▸ **PROBLEM TO SOLVE**
Repeat the material below word for word and leave out all pictures.

▸ **Dataset records**
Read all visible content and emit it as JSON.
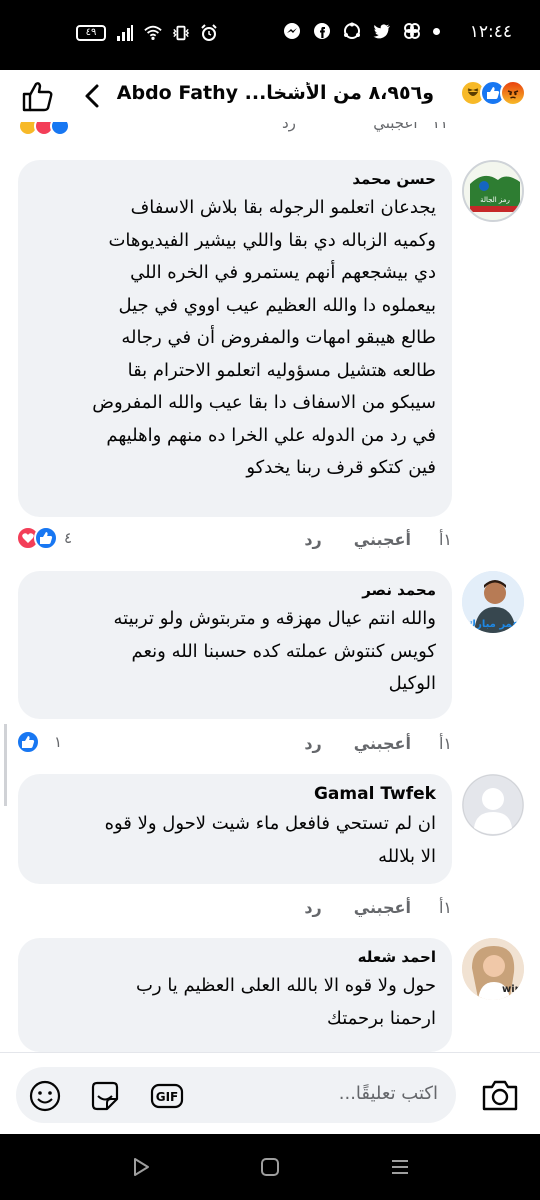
{
  "status_bar": {
    "time": "١٢:٤٤",
    "battery": "٤٩"
  },
  "header": {
    "title": "و٨،٩٥٦ من الأشخا... Abdo Fathy",
    "reactions": [
      "haha",
      "like",
      "angry"
    ]
  },
  "partial_row": {
    "time": "١١",
    "like_label": "أعجبني",
    "reply_label": "رد"
  },
  "comments": [
    {
      "author": "حسن محمد",
      "lines": [
        "يجدعان اتعلمو الرجوله بقا بلاش الاسفاف",
        "وكميه الزباله دي بقا واللي بيشير الفيديوهات",
        "دي بيشجعهم أنهم يستمرو في الخره اللي",
        "بيعملوه دا والله العظيم عيب اووي في جيل",
        "طالع هيبقو امهات والمفروض أن في رجاله",
        "طالعه هتشيل مسؤوليه اتعلمو الاحترام بقا",
        "سيبكو من الاسفاف دا بقا عيب والله المفروض",
        "في رد من الدوله علي الخرا ده منهم واهليهم",
        "فين كتكو قرف ربنا يخدكو"
      ],
      "time": "١أ",
      "like_label": "أعجبني",
      "reply_label": "رد",
      "reaction_count": "٤",
      "reactions": [
        "like",
        "love"
      ]
    },
    {
      "author": "محمد نصر",
      "lines": [
        "والله انتم عيال مهزقه و متربتوش ولو تربيته",
        "كويس كنتوش عملته كده حسبنا الله ونعم",
        "الوكيل"
      ],
      "time": "١أ",
      "like_label": "أعجبني",
      "reply_label": "رد",
      "reaction_count": "١",
      "reactions": [
        "like"
      ]
    },
    {
      "author": "Gamal Twfek",
      "lines": [
        "ان لم تستحي فافعل ماء شيت لاحول ولا قوه",
        "الا بلالله"
      ],
      "time": "١أ",
      "like_label": "أعجبني",
      "reply_label": "رد"
    },
    {
      "author": "احمد شعله",
      "lines": [
        "حول ولا قوه الا بالله  العلى  العظيم يا رب",
        "ارحمنا برحمتك"
      ]
    }
  ],
  "composer": {
    "placeholder": "اكتب تعليقًا...",
    "gif_label": "GIF"
  },
  "avatar_texts": {
    "c1": "رمز الجالة",
    "c2": "عمر مبارك"
  }
}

▸ **CORRECT RESPONSE**
Read all visible content and emit it as JSON.
{
  "status_bar": {
    "time": "١٢:٤٤",
    "battery": "٤٩"
  },
  "header": {
    "title": "و٨،٩٥٦ من الأشخا... Abdo Fathy",
    "reactions": [
      "haha",
      "like",
      "angry"
    ]
  },
  "partial_row": {
    "time": "١١",
    "like_label": "أعجبني",
    "reply_label": "رد"
  },
  "comments": [
    {
      "author": "حسن محمد",
      "lines": [
        "يجدعان اتعلمو الرجوله بقا بلاش الاسفاف",
        "وكميه الزباله دي بقا واللي بيشير الفيديوهات",
        "دي بيشجعهم أنهم يستمرو في الخره اللي",
        "بيعملوه دا والله العظيم عيب اووي في جيل",
        "طالع هيبقو امهات والمفروض أن في رجاله",
        "طالعه هتشيل مسؤوليه اتعلمو الاحترام بقا",
        "سيبكو من الاسفاف دا بقا عيب والله المفروض",
        "في رد من الدوله علي الخرا ده منهم واهليهم",
        "فين كتكو قرف ربنا يخدكو"
      ],
      "time": "١أ",
      "like_label": "أعجبني",
      "reply_label": "رد",
      "reaction_count": "٤",
      "reactions": [
        "like",
        "love"
      ]
    },
    {
      "author": "محمد نصر",
      "lines": [
        "والله انتم عيال مهزقه و متربتوش ولو تربيته",
        "كويس كنتوش عملته كده حسبنا الله ونعم",
        "الوكيل"
      ],
      "time": "١أ",
      "like_label": "أعجبني",
      "reply_label": "رد",
      "reaction_count": "١",
      "reactions": [
        "like"
      ]
    },
    {
      "author": "Gamal Twfek",
      "lines": [
        "ان لم تستحي فافعل ماء شيت لاحول ولا قوه",
        "الا بلالله"
      ],
      "time": "١أ",
      "like_label": "أعجبني",
      "reply_label": "رد"
    },
    {
      "author": "احمد شعله",
      "lines": [
        "حول ولا قوه الا بالله  العلى  العظيم يا رب",
        "ارحمنا برحمتك"
      ]
    }
  ],
  "composer": {
    "placeholder": "اكتب تعليقًا...",
    "gif_label": "GIF"
  },
  "avatar_texts": {
    "c1": "رمز الجالة",
    "c2": "عمر مبارك"
  }
}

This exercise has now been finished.